§ Task goal
Word for word, restate every line of the material.
─── Raw records ───
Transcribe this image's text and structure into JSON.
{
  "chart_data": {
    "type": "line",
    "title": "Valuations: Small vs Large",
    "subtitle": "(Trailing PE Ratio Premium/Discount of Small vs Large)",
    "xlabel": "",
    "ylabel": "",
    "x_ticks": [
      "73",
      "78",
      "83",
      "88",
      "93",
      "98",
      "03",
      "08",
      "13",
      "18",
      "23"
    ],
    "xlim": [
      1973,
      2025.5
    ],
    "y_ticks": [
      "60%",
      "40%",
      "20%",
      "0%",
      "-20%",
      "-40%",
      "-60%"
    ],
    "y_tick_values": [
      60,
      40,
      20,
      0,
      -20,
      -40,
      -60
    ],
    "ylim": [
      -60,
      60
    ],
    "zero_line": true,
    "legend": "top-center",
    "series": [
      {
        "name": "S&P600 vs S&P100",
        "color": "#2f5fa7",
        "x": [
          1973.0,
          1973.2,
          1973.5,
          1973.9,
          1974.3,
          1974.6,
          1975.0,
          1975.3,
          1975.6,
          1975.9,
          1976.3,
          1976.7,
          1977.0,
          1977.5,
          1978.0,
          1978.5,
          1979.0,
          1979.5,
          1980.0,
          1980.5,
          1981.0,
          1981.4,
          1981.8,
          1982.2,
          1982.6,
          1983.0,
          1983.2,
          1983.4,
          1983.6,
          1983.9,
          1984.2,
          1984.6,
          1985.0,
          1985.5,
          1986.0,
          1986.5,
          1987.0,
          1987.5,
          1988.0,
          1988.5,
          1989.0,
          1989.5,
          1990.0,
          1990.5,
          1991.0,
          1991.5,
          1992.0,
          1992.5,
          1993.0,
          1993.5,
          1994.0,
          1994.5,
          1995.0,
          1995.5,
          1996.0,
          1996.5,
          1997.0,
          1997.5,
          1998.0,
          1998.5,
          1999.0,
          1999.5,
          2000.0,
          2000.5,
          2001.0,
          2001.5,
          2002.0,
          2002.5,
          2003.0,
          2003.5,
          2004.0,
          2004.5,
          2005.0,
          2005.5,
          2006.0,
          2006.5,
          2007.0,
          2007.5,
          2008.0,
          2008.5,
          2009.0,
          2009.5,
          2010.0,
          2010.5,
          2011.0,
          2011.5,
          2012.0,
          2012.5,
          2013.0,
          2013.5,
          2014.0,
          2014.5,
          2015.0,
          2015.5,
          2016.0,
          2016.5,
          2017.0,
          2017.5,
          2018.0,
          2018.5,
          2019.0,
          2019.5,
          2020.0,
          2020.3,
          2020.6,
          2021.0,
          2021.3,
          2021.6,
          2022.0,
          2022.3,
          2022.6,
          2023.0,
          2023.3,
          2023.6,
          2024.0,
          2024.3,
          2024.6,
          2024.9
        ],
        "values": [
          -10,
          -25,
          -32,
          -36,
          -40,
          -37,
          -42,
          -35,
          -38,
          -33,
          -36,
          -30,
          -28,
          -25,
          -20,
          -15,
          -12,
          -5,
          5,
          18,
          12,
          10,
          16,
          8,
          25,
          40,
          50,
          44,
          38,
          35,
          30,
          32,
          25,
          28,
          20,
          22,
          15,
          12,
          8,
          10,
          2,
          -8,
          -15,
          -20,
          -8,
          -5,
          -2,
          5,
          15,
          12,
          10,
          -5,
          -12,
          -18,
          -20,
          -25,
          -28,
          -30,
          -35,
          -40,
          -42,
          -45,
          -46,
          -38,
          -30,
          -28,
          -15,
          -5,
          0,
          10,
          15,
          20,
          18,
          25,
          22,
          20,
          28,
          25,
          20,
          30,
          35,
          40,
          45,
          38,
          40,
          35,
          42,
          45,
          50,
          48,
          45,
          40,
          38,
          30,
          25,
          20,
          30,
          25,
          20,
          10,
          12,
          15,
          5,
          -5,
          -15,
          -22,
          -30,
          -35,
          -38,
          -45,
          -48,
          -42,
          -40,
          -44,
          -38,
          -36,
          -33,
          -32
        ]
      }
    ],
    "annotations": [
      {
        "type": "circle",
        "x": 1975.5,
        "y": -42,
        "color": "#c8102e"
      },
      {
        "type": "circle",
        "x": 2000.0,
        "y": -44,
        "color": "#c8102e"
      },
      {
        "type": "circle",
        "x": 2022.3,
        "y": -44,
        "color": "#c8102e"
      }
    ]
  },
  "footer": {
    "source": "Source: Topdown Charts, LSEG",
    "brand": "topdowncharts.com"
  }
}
───
§ Solution to the exercise
Transcribe this image's text and structure into JSON.
{
  "chart_data": {
    "type": "line",
    "title": "Valuations: Small vs Large",
    "subtitle": "(Trailing PE Ratio Premium/Discount of Small vs Large)",
    "xlabel": "",
    "ylabel": "",
    "x_ticks": [
      "73",
      "78",
      "83",
      "88",
      "93",
      "98",
      "03",
      "08",
      "13",
      "18",
      "23"
    ],
    "xlim": [
      1973,
      2025.5
    ],
    "y_ticks": [
      "60%",
      "40%",
      "20%",
      "0%",
      "-20%",
      "-40%",
      "-60%"
    ],
    "y_tick_values": [
      60,
      40,
      20,
      0,
      -20,
      -40,
      -60
    ],
    "ylim": [
      -60,
      60
    ],
    "zero_line": true,
    "legend": "top-center",
    "series": [
      {
        "name": "S&P600 vs S&P100",
        "color": "#2f5fa7",
        "x": [
          1973.0,
          1973.2,
          1973.5,
          1973.9,
          1974.3,
          1974.6,
          1975.0,
          1975.3,
          1975.6,
          1975.9,
          1976.3,
          1976.7,
          1977.0,
          1977.5,
          1978.0,
          1978.5,
          1979.0,
          1979.5,
          1980.0,
          1980.5,
          1981.0,
          1981.4,
          1981.8,
          1982.2,
          1982.6,
          1983.0,
          1983.2,
          1983.4,
          1983.6,
          1983.9,
          1984.2,
          1984.6,
          1985.0,
          1985.5,
          1986.0,
          1986.5,
          1987.0,
          1987.5,
          1988.0,
          1988.5,
          1989.0,
          1989.5,
          1990.0,
          1990.5,
          1991.0,
          1991.5,
          1992.0,
          1992.5,
          1993.0,
          1993.5,
          1994.0,
          1994.5,
          1995.0,
          1995.5,
          1996.0,
          1996.5,
          1997.0,
          1997.5,
          1998.0,
          1998.5,
          1999.0,
          1999.5,
          2000.0,
          2000.5,
          2001.0,
          2001.5,
          2002.0,
          2002.5,
          2003.0,
          2003.5,
          2004.0,
          2004.5,
          2005.0,
          2005.5,
          2006.0,
          2006.5,
          2007.0,
          2007.5,
          2008.0,
          2008.5,
          2009.0,
          2009.5,
          2010.0,
          2010.5,
          2011.0,
          2011.5,
          2012.0,
          2012.5,
          2013.0,
          2013.5,
          2014.0,
          2014.5,
          2015.0,
          2015.5,
          2016.0,
          2016.5,
          2017.0,
          2017.5,
          2018.0,
          2018.5,
          2019.0,
          2019.5,
          2020.0,
          2020.3,
          2020.6,
          2021.0,
          2021.3,
          2021.6,
          2022.0,
          2022.3,
          2022.6,
          2023.0,
          2023.3,
          2023.6,
          2024.0,
          2024.3,
          2024.6,
          2024.9
        ],
        "values": [
          -10,
          -25,
          -32,
          -36,
          -40,
          -37,
          -42,
          -35,
          -38,
          -33,
          -36,
          -30,
          -28,
          -25,
          -20,
          -15,
          -12,
          -5,
          5,
          18,
          12,
          10,
          16,
          8,
          25,
          40,
          50,
          44,
          38,
          35,
          30,
          32,
          25,
          28,
          20,
          22,
          15,
          12,
          8,
          10,
          2,
          -8,
          -15,
          -20,
          -8,
          -5,
          -2,
          5,
          15,
          12,
          10,
          -5,
          -12,
          -18,
          -20,
          -25,
          -28,
          -30,
          -35,
          -40,
          -42,
          -45,
          -46,
          -38,
          -30,
          -28,
          -15,
          -5,
          0,
          10,
          15,
          20,
          18,
          25,
          22,
          20,
          28,
          25,
          20,
          30,
          35,
          40,
          45,
          38,
          40,
          35,
          42,
          45,
          50,
          48,
          45,
          40,
          38,
          30,
          25,
          20,
          30,
          25,
          20,
          10,
          12,
          15,
          5,
          -5,
          -15,
          -22,
          -30,
          -35,
          -38,
          -45,
          -48,
          -42,
          -40,
          -44,
          -38,
          -36,
          -33,
          -32
        ]
      }
    ],
    "annotations": [
      {
        "type": "circle",
        "x": 1975.5,
        "y": -42,
        "color": "#c8102e"
      },
      {
        "type": "circle",
        "x": 2000.0,
        "y": -44,
        "color": "#c8102e"
      },
      {
        "type": "circle",
        "x": 2022.3,
        "y": -44,
        "color": "#c8102e"
      }
    ]
  },
  "footer": {
    "source": "Source: Topdown Charts, LSEG",
    "brand": "topdowncharts.com"
  }
}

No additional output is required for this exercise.